◆ **SELECTED TEXT**
-- START --
One of the most powerful aspects of treating applications like products is customer focus.  Instead of the team seeing its job as implementing Tasks 212 to 245 of Project QRT, they suddenly realize there is a customer for their work and their job is to keep that customer happy by delivering exactly the right functionality.  Customer focus leads to customer intimacy as the team learns about the customer and what they are trying to do.  Ideally it also helps the team be more creative in satisfying the customer need.

For a customer or associate facing application, such as a mobile app or website, the identity of the customer is usually straightforward.  It is a particular type of user in a well defined role doing a well defined task.  If too many roles and tasks are jumbled into the customer definition, the result may be unwieldy, intuitive, and unusable software.  A clear focus is needed when defining product and customers.
-- END --
◆ **EXCERPTED DATA**
-- START --
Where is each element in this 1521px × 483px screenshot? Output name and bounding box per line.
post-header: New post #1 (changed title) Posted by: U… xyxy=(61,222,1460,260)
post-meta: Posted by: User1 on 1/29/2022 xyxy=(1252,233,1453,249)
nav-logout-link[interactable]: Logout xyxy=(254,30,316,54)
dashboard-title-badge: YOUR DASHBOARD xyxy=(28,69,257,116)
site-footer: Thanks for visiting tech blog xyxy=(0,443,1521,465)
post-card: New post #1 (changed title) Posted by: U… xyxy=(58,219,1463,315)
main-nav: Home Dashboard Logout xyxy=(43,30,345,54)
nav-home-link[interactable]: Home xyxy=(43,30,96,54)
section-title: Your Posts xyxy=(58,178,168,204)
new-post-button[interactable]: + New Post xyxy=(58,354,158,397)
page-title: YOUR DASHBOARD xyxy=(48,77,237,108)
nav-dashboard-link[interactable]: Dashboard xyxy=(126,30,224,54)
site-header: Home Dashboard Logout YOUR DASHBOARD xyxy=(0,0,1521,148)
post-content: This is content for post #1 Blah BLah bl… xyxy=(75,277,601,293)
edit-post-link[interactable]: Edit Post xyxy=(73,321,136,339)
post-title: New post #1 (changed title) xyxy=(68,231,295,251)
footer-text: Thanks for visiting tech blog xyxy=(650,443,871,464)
-- END --
◆ **WRITTEN INSTRUCTION**
Please write out everything in the passage on customer focus from "For a customer" down to "product and customers.", word for word. The records come from a separate source.

◆ **RESULT OF THIS EXERCISE**
For a customer or associate facing application, such as a mobile app or website, the identity of the customer is usually straightforward.  It is a particular type of user in a well defined role doing a well defined task.  If too many roles and tasks are jumbled into the customer definition, the result may be unwieldy, intuitive, and unusable software.  A clear focus is needed when defining product and customers.